(Element boundary records)
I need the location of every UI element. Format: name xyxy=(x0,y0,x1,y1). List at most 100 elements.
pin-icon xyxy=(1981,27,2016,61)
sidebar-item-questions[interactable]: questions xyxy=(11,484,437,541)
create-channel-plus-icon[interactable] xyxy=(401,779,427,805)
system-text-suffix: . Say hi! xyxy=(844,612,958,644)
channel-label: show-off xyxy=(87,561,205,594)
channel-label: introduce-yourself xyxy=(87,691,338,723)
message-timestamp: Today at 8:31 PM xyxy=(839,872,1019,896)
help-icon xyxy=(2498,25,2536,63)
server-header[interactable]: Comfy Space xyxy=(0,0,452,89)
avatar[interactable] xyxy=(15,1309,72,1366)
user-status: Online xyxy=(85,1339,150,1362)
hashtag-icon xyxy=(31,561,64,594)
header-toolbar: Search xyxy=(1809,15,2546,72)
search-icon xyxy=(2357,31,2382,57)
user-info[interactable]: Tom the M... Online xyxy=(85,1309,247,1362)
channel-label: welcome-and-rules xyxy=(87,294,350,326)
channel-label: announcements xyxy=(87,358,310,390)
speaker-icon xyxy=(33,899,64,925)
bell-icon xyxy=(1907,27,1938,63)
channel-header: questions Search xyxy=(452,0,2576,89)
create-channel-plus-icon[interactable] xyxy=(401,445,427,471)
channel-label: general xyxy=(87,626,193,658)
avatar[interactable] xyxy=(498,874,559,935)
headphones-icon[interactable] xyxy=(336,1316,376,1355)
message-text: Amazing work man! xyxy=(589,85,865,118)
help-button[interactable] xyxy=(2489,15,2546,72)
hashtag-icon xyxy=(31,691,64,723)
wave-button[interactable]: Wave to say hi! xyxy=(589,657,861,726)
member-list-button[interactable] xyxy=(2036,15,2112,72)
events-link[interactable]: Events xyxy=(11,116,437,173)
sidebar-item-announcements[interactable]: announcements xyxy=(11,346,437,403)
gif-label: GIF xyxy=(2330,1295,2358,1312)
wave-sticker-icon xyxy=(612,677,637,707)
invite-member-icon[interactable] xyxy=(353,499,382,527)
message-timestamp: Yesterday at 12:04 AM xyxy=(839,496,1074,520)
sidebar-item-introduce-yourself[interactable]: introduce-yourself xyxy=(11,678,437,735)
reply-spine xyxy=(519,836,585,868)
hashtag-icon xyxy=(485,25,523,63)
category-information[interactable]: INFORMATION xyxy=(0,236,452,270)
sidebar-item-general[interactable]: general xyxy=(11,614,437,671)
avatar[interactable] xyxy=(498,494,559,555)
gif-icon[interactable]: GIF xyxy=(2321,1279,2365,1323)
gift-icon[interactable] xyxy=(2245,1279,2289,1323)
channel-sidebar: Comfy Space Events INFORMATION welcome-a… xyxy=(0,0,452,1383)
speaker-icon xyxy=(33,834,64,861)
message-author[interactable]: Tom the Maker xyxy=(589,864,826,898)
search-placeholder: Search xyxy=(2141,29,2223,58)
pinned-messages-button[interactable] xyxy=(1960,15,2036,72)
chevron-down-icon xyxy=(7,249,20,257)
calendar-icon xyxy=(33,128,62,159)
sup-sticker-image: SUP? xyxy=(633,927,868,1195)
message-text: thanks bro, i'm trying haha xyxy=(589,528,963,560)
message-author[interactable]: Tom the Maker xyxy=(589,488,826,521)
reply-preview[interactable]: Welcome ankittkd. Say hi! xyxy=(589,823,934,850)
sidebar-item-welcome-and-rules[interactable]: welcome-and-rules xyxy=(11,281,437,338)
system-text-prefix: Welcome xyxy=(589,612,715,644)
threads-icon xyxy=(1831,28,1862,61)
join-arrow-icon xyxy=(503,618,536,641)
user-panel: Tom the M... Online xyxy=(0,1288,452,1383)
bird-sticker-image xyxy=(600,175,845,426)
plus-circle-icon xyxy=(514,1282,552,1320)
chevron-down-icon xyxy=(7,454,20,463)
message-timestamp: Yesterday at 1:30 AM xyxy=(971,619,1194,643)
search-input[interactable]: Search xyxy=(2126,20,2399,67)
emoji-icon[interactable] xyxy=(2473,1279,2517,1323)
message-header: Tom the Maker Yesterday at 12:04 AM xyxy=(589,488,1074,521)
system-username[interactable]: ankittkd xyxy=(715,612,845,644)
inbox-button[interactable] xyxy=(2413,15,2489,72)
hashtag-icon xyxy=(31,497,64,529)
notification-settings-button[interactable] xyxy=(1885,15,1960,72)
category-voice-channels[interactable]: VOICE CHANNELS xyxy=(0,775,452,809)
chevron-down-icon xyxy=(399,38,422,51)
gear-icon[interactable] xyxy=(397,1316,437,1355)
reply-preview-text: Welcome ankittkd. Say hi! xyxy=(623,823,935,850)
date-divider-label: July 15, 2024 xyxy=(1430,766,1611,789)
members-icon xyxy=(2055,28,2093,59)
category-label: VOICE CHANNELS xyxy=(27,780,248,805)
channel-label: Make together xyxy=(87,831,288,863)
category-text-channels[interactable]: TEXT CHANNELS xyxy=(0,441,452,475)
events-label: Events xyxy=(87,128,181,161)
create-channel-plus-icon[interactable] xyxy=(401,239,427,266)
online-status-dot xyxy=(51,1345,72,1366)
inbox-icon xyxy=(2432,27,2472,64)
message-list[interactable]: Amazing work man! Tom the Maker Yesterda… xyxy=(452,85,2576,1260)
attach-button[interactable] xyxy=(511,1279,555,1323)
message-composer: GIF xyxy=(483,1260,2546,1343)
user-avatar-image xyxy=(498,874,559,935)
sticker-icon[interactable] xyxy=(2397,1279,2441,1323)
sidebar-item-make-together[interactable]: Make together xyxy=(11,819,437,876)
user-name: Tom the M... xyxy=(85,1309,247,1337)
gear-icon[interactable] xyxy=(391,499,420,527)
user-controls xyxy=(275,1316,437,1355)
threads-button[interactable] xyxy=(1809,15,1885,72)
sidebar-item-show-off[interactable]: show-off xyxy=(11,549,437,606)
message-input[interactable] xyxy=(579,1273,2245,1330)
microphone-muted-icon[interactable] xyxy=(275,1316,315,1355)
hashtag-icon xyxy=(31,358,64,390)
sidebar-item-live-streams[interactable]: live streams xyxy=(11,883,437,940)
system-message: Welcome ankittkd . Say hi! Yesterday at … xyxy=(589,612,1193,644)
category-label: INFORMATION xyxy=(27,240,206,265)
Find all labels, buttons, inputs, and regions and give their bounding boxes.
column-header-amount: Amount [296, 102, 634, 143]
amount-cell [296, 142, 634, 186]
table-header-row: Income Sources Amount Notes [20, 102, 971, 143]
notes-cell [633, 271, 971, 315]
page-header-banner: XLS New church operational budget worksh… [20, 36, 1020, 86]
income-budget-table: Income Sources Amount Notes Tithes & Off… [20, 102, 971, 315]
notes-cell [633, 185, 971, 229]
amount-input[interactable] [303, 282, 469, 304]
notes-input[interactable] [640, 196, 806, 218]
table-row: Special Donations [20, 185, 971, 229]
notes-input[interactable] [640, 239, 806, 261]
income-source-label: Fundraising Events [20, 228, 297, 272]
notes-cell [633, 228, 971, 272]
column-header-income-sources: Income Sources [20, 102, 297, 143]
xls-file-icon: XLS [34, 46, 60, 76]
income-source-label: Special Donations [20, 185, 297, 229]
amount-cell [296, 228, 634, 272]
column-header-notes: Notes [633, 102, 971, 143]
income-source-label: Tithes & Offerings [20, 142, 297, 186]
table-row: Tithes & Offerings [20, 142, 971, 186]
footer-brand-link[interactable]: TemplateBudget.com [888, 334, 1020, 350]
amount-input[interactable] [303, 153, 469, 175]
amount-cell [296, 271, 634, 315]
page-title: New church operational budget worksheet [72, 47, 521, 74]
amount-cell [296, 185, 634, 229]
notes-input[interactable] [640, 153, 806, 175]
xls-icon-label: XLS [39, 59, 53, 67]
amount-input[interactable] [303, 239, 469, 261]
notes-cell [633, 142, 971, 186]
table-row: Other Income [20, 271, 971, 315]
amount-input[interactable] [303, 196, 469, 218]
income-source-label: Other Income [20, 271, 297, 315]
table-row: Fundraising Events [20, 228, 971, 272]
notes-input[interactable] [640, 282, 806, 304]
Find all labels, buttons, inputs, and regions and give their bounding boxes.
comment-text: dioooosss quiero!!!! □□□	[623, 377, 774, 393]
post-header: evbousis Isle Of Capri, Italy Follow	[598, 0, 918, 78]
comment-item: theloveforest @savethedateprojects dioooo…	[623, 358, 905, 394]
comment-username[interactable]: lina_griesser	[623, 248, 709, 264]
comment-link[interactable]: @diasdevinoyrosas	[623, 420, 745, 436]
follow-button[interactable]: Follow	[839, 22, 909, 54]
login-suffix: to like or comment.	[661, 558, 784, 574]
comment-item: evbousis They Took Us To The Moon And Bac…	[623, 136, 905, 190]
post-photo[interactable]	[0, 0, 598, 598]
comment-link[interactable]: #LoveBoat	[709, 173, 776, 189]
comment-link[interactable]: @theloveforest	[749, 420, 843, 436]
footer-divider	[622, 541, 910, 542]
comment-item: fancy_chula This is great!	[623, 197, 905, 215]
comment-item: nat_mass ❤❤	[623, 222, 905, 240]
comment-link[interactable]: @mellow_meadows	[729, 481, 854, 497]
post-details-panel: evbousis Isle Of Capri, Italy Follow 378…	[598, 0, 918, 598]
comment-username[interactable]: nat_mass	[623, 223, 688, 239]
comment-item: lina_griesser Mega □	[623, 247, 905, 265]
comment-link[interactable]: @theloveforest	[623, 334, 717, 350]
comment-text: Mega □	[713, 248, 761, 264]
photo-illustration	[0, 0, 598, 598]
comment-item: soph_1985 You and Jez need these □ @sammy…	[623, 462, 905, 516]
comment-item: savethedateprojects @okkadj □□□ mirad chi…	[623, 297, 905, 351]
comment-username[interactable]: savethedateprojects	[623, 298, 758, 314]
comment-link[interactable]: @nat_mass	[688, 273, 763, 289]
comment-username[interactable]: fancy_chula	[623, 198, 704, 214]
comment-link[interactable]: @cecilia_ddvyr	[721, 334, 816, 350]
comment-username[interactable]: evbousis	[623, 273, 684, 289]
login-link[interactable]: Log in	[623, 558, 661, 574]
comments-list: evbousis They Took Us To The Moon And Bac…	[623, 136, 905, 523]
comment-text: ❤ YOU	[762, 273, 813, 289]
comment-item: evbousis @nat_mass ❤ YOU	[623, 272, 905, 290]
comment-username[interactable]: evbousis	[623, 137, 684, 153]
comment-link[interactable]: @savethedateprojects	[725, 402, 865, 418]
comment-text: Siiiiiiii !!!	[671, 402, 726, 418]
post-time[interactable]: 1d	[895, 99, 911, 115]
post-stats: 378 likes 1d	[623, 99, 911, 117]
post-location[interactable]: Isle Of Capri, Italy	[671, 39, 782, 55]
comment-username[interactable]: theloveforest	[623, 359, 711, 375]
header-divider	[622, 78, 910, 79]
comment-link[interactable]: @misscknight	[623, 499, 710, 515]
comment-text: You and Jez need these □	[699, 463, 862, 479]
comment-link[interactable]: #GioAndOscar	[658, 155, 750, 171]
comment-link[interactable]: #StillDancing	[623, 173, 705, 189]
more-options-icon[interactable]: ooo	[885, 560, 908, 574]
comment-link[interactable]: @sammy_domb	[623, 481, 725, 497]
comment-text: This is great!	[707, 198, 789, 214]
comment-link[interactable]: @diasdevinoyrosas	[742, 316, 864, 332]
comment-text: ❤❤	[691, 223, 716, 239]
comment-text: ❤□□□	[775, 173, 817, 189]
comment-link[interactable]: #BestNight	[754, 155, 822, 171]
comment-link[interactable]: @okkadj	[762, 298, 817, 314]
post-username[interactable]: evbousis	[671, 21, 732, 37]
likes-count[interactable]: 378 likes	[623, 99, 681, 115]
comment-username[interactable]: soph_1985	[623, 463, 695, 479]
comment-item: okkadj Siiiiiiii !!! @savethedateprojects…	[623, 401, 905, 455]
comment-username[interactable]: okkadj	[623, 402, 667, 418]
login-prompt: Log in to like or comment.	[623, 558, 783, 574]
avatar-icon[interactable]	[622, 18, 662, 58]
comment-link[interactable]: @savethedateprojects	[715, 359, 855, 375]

● Short exercise
Put the rows from the first one through the row containing "create-channel-plus-icon[interactable] xyxy=(401,779,427,805)", inclusive, into a numbered list, leaving out any blank lines.

● Result
1. I need the location of every UI element. Format: name xyxy=(x0,y0,x1,y1). List at most 100 elements.
2. pin-icon xyxy=(1981,27,2016,61)
3. sidebar-item-questions[interactable]: questions xyxy=(11,484,437,541)
4. create-channel-plus-icon[interactable] xyxy=(401,779,427,805)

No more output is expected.